O entendimento anteriormente firmado pelo Tribunal Superior do Trabalho, conforme a Orientação Jurisprudencial 270 da SBDI-I, é no sentido de que:

Programa de incentivo à demissão voluntária. Transação extrajudicial. Parcelas oriundas do extinto contrato de trabalho. Efeitos. A transação extrajudicial que importa rescisão do contrato de trabalho ante a adesão do empregado a plano de demissão voluntária implica quitação exclusivamente das parcelas e valores constantes do recibo.

Aplicava-se, em essência, a previsão do art. 477, § 2.º, da CLT, ao dispor que “o instrumento de rescisão ou recibo de quitação, qualquer que seja a causa ou forma de dissolução do contrato, deve ter especificada a natureza de cada parcela paga ao empregado e discriminado o seu valor, sendo válida a quitação, apenas, relativamente às mesmas parcelas”.

Com isso, entendia-se que, mesmo no caso de adesão aos planos de demissão incentivada, “a quitação passada pelo empregado, com assistência de entidade sindical de sua categoria, ao empregador, com observância dos requisitos exigidos nos parágrafos do art. 477 da CLT, tem eficácia liberatória em relação às parcelas expressamente consignadas no recibo, salvo se oposta ressalva expressa e especificada ao valor dado à parcela ou parcelas impugnadas” (Súmula 330 do TST).

Entretanto, essa “quitação não abrange parcelas não consignadas no recibo de quitação e, consequentemente, seus reflexos em outras parcelas, ainda que estas constem desse recibo” (Súmula 330, inciso I, do TST).

Ademais, “quanto a direitos que deveriam ter sido satisfeitos durante a vigência do contrato de trabalho, a quitação é válida em relação ao período expressamente consignado no recibo de quitação” (Súmula 330, inciso II, do TST).

Firmou-se ainda o entendimento de que a natureza jurídica do valor pago a título de incentivo à demissão voluntária é indenizatória, como forma de compensar a perda do emprego (mas não servindo para compensar outras verbas trabalhistas devidas), segundo a Orientação Jurisprudencial 207 da SBDI-I do TST:

Programa de incentivo à demissão voluntária. Indenização. Imposto de renda. Não incidência. A indenização paga em virtude de adesão a programa de incentivo à demissão voluntária não está sujeita à incidência do imposto de renda.

◆ **Enunciado 1**: Informe cada linha dos registros que contém a sequência "Urban", transcrevendo-a por inteiro.

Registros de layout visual
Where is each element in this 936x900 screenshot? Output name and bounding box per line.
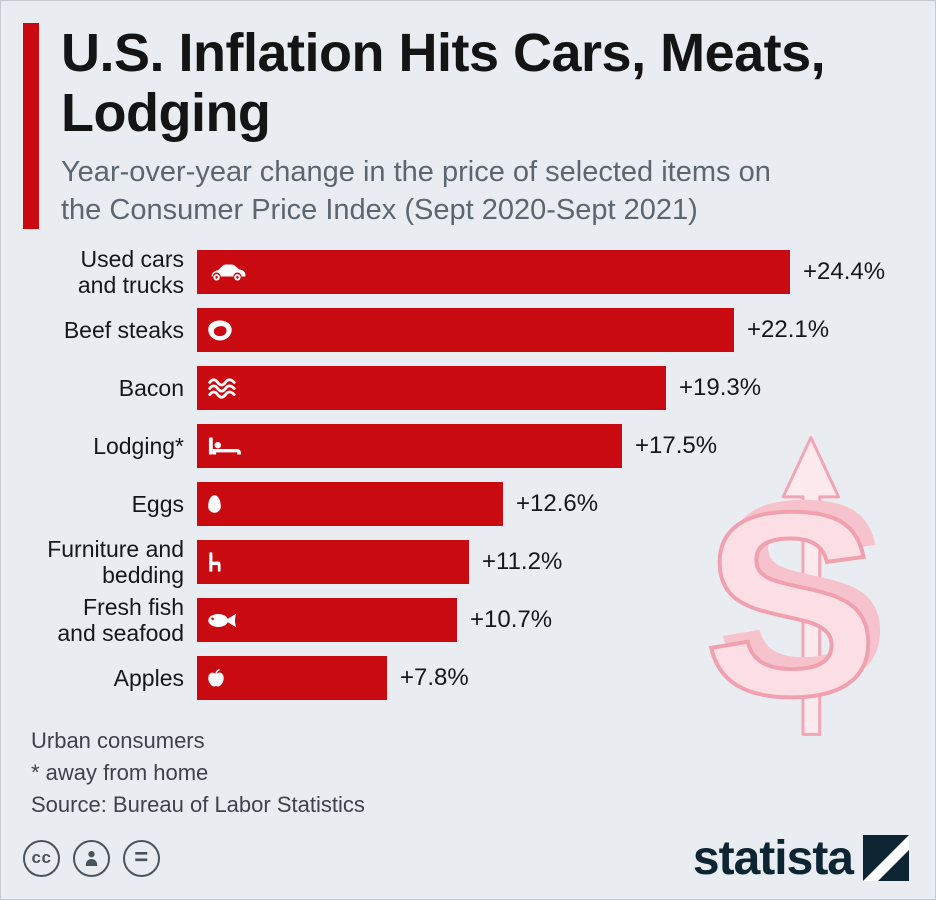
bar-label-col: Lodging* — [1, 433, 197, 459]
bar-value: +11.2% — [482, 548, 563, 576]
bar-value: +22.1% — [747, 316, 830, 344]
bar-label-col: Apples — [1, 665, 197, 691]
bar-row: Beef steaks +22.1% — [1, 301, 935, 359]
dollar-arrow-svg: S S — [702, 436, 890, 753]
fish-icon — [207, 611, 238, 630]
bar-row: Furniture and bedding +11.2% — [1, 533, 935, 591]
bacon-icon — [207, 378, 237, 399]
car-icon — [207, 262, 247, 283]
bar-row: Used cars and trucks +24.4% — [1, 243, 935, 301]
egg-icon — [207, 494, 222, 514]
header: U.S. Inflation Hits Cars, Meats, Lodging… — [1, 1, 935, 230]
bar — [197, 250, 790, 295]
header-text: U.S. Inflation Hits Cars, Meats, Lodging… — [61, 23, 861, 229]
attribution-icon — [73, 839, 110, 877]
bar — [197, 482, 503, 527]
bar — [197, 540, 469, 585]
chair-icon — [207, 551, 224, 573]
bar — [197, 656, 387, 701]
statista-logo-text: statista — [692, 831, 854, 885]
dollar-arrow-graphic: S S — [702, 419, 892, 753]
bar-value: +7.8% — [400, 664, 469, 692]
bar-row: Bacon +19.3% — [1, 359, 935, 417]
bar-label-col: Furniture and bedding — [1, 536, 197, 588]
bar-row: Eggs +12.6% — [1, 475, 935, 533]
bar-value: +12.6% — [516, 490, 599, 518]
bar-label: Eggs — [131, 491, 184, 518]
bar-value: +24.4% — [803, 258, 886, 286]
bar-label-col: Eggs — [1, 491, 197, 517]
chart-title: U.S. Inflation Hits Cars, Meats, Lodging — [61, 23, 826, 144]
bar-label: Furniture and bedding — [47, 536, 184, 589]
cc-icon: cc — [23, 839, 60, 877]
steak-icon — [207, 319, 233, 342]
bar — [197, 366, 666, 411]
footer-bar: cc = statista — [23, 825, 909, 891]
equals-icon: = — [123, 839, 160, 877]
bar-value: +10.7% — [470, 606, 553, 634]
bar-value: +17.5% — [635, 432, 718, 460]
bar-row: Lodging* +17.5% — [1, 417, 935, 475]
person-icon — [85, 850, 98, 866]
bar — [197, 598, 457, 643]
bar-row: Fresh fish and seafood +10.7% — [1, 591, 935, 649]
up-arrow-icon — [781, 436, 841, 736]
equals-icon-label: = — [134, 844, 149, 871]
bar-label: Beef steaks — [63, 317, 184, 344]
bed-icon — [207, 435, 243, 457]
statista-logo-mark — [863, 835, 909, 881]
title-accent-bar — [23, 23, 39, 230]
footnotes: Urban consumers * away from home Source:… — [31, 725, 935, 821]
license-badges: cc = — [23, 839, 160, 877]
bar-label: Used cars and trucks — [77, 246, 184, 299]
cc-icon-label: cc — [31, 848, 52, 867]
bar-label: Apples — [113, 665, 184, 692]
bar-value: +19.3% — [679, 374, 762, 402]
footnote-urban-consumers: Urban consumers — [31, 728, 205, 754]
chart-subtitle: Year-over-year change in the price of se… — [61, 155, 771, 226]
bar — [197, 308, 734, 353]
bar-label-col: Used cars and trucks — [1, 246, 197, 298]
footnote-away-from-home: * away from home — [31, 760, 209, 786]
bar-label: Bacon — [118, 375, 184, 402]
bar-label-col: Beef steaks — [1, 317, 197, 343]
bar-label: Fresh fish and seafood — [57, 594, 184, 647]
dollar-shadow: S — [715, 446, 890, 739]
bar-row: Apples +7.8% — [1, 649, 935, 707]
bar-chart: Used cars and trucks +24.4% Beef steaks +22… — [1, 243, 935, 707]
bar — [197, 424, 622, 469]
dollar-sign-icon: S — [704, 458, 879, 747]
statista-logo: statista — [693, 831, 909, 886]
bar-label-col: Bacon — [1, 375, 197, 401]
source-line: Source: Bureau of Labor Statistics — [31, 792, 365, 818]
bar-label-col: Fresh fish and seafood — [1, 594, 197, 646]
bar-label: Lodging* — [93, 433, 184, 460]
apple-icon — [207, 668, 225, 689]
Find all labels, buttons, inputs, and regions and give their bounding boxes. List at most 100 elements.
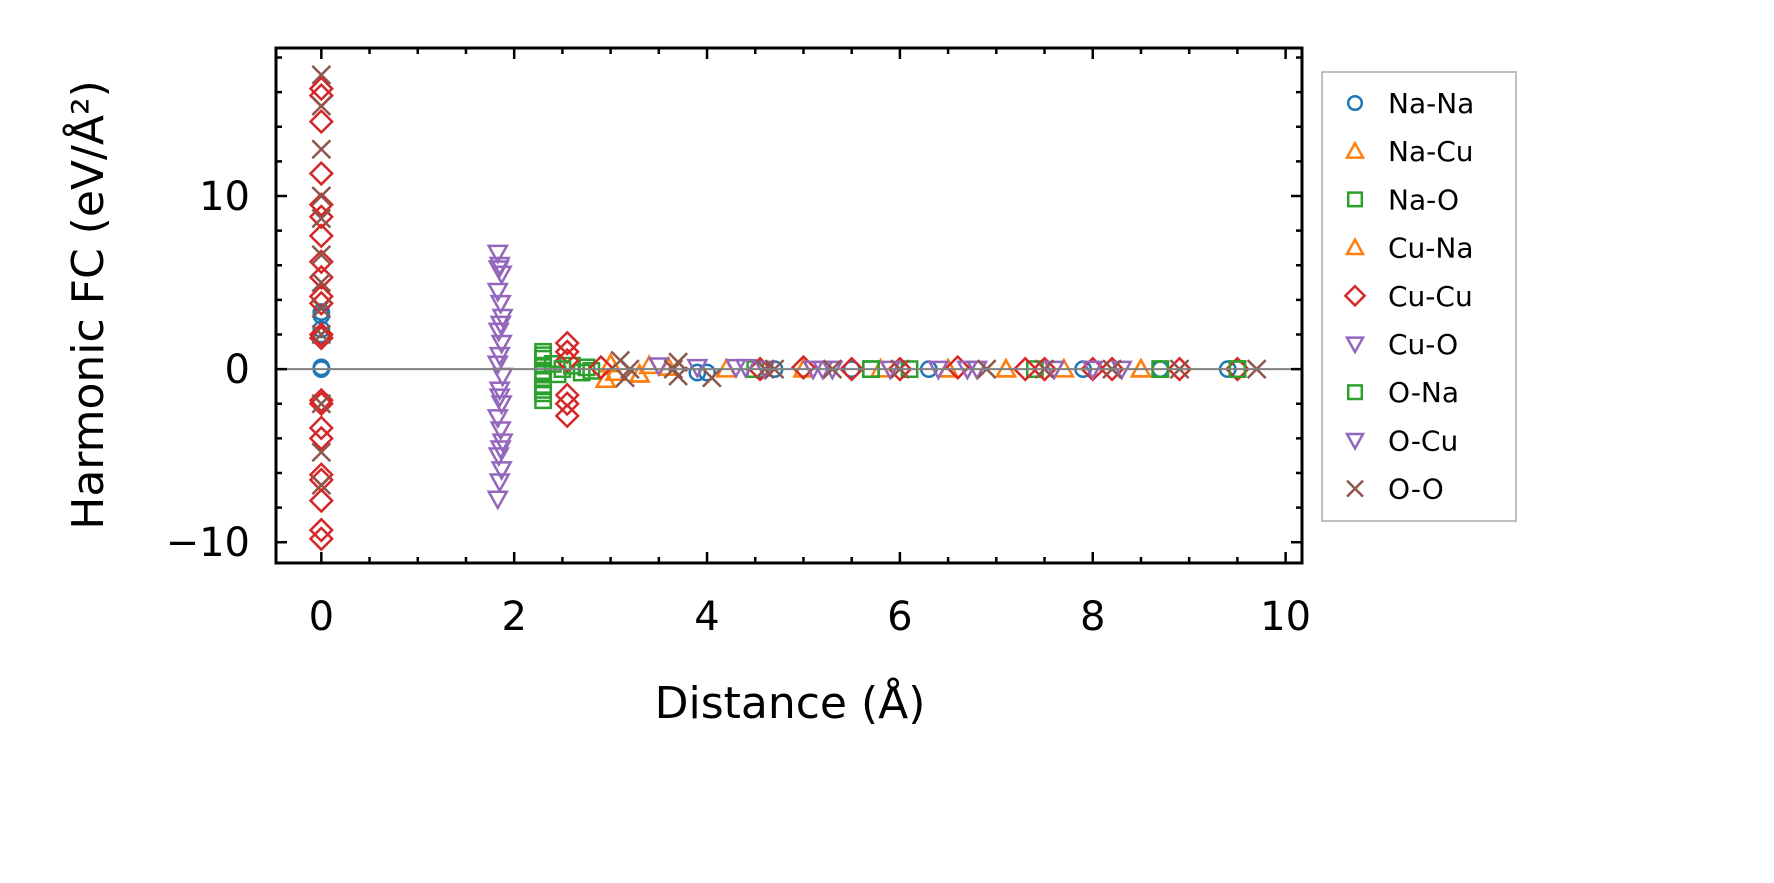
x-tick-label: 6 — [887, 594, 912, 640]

◆ **Enunciado 2**: De acordo com o texto sobre demissão voluntária, qual é a natureza jurídica do valor pago a título de incentivo à demissão voluntária?

◆ **Resolução 1**:
footnotes: Urban consumers * away from home Source:… — [31, 725, 935, 821]
footnote-urban-consumers: Urban consumers — [31, 728, 205, 754]

◆ **Resolução 2**: É indenizatória, como forma de compensar a perda do emprego.